__Available records__.
╔══

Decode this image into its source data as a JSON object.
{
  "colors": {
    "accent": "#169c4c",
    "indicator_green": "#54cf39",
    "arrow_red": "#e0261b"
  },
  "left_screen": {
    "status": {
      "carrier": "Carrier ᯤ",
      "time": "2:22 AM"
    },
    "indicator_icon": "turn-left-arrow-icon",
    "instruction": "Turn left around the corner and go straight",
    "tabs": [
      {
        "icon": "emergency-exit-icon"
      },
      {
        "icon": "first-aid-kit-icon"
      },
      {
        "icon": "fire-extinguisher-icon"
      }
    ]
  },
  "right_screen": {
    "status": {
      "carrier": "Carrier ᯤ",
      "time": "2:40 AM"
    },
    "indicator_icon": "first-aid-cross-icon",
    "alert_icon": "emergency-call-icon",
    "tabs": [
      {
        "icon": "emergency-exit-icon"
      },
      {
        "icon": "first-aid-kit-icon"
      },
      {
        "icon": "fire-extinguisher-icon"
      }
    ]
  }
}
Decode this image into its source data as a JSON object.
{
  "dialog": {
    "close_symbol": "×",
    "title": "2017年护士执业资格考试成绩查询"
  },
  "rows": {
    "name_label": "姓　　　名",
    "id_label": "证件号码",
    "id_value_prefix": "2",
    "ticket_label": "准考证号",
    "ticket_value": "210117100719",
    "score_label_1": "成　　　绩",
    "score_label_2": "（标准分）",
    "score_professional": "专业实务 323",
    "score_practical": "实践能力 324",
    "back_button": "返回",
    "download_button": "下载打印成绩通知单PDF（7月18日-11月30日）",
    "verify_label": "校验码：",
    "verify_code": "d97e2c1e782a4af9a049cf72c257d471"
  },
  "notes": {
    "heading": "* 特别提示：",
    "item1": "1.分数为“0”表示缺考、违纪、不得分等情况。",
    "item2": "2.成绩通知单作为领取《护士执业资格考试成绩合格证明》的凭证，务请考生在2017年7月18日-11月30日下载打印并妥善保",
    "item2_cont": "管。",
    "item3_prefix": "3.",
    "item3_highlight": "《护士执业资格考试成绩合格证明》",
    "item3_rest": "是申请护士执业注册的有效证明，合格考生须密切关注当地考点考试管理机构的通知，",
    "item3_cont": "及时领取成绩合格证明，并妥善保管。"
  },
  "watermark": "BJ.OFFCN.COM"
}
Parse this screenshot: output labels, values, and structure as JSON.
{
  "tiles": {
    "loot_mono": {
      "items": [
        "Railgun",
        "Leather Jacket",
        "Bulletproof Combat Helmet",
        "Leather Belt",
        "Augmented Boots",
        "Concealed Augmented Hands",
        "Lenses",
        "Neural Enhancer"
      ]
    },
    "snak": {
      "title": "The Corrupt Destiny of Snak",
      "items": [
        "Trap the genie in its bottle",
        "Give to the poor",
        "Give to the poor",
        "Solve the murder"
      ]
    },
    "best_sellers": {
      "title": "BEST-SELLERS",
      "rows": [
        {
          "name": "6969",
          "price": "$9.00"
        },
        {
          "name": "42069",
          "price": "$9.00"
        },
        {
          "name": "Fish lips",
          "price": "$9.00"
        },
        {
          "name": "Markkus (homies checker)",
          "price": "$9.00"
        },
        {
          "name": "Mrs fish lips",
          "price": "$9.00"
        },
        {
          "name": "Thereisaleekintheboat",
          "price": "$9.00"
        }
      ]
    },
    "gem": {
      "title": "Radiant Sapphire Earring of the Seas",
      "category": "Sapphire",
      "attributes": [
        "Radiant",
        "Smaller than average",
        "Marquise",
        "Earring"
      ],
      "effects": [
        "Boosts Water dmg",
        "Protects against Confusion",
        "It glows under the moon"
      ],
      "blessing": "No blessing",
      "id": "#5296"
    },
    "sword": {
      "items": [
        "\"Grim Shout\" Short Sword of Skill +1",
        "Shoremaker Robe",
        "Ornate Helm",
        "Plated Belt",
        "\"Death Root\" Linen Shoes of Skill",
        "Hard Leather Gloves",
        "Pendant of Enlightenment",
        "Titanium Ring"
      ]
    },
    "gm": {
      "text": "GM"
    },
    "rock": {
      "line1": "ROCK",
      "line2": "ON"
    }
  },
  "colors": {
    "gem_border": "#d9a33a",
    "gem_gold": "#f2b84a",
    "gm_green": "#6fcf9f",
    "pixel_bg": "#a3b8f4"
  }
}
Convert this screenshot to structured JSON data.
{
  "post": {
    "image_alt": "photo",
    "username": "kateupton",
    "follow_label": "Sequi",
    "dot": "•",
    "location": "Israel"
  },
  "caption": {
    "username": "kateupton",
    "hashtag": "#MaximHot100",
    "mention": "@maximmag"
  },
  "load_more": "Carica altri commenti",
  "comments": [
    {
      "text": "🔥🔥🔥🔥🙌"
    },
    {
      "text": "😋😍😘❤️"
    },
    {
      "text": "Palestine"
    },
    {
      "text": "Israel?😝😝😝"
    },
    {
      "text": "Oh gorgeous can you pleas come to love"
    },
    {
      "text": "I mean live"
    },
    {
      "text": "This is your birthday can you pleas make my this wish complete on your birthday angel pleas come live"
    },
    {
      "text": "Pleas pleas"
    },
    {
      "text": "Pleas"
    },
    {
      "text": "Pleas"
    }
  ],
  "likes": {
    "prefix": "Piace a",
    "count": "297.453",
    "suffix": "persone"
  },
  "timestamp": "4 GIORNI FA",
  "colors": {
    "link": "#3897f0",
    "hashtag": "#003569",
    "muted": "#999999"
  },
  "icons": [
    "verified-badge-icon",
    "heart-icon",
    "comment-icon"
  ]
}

╚══

__Goal of the exercise__.
Scan the listing above for the word "hashtag" and show each line where it is found.

__Result__.
    "hashtag": "#MaximHot100",
    "hashtag": "#003569",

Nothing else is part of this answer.